==== Exercise data

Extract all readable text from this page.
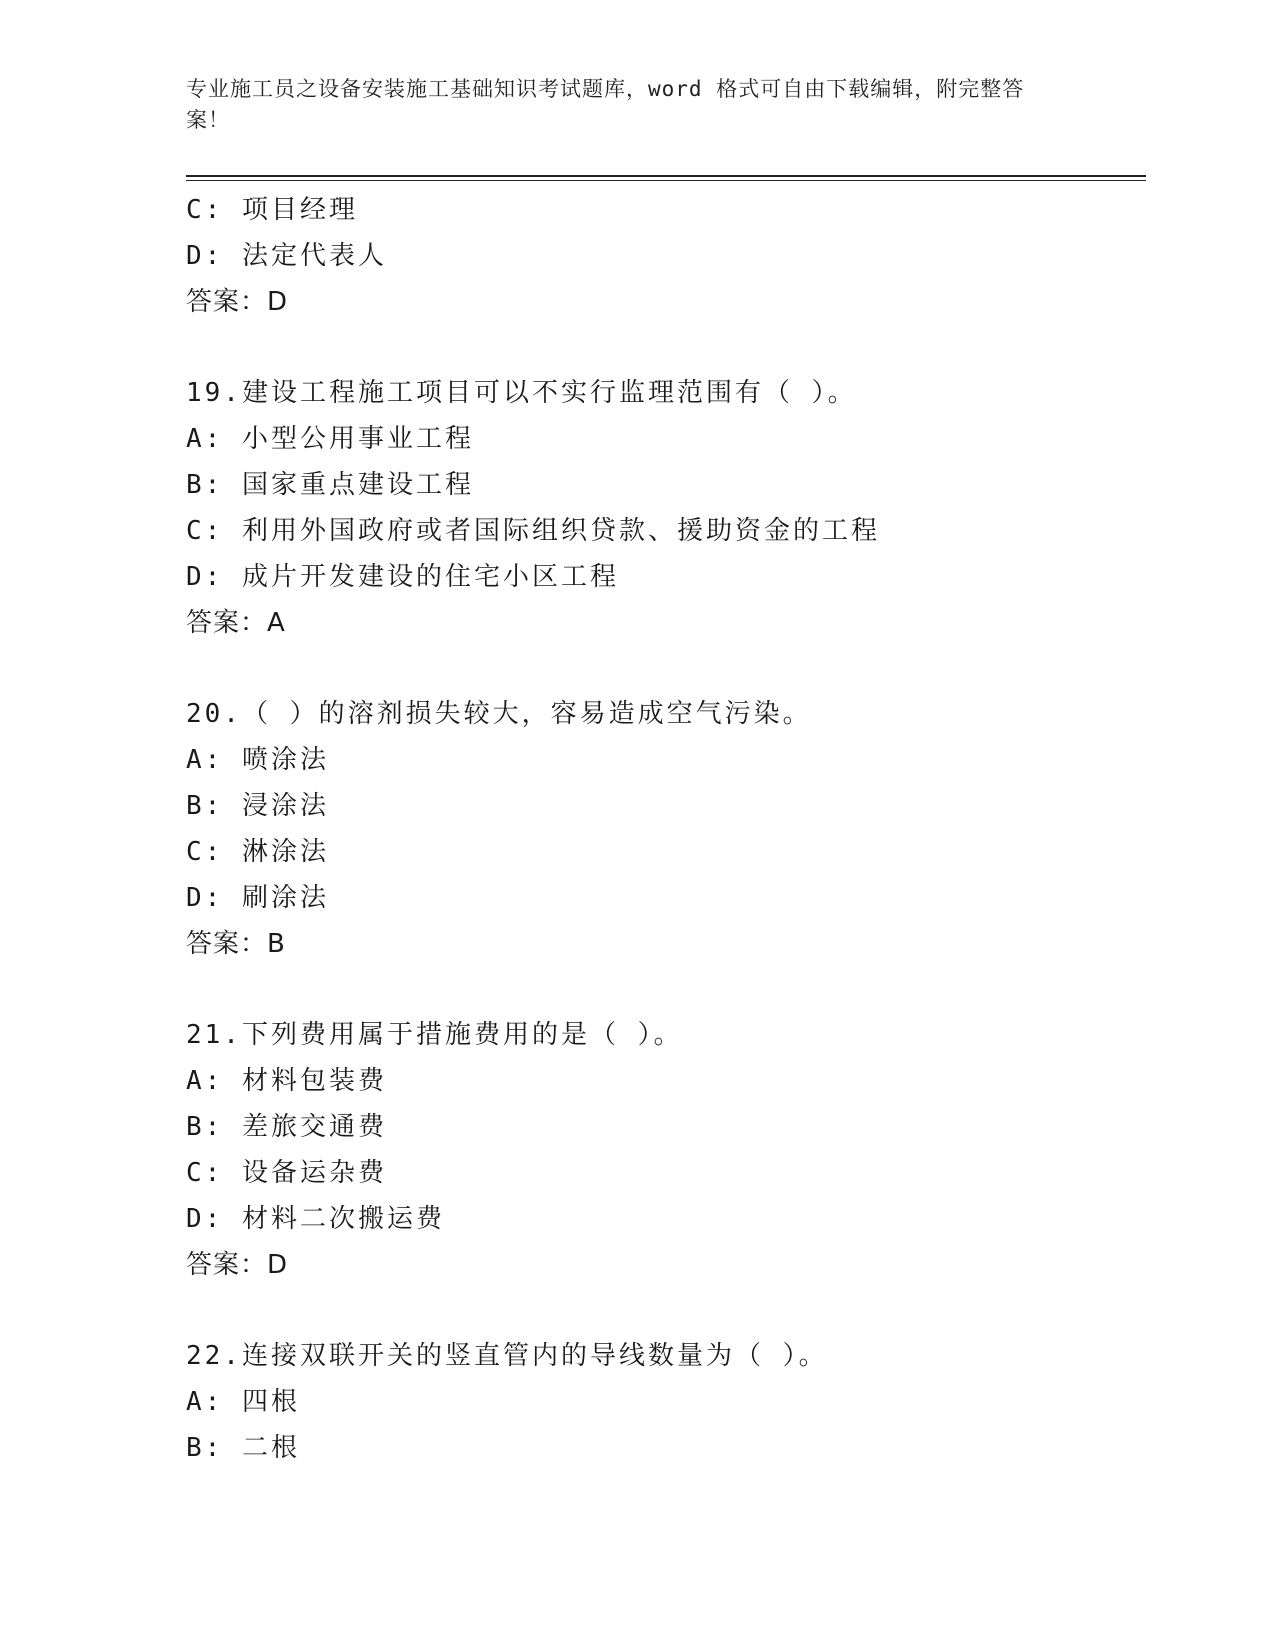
专业施工员之设备安装施工基础知识考试题库，word 格式可自由下载编辑，附完整答案！
C: 项目经理
D: 法定代表人
答案：D
19.建设工程施工项目可以不实行监理范围有（ ）。
A: 小型公用事业工程
B: 国家重点建设工程
C: 利用外国政府或者国际组织贷款、援助资金的工程
D: 成片开发建设的住宅小区工程
答案：A
20.（ ）的溶剂损失较大，容易造成空气污染。
A: 喷涂法
B: 浸涂法
C: 淋涂法
D: 刷涂法
答案：B
21.下列费用属于措施费用的是（ ）。
A: 材料包装费
B: 差旅交通费
C: 设备运杂费
D: 材料二次搬运费
答案：D
22.连接双联开关的竖直管内的导线数量为（ ）。
A: 四根
B: 二根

========

Requirement:
Reproduce each record above by retyping it exactly; omit all images.

Output below:
Extract all readable text from this page.
专业施工员之设备安装施工基础知识考试题库，word 格式可自由下载编辑，附完整答案！
C: 项目经理
D: 法定代表人
答案：D
19.建设工程施工项目可以不实行监理范围有（ ）。
A: 小型公用事业工程
B: 国家重点建设工程
C: 利用外国政府或者国际组织贷款、援助资金的工程
D: 成片开发建设的住宅小区工程
答案：A
20.（ ）的溶剂损失较大，容易造成空气污染。
A: 喷涂法
B: 浸涂法
C: 淋涂法
D: 刷涂法
答案：B
21.下列费用属于措施费用的是（ ）。
A: 材料包装费
B: 差旅交通费
C: 设备运杂费
D: 材料二次搬运费
答案：D
22.连接双联开关的竖直管内的导线数量为（ ）。
A: 四根
B: 二根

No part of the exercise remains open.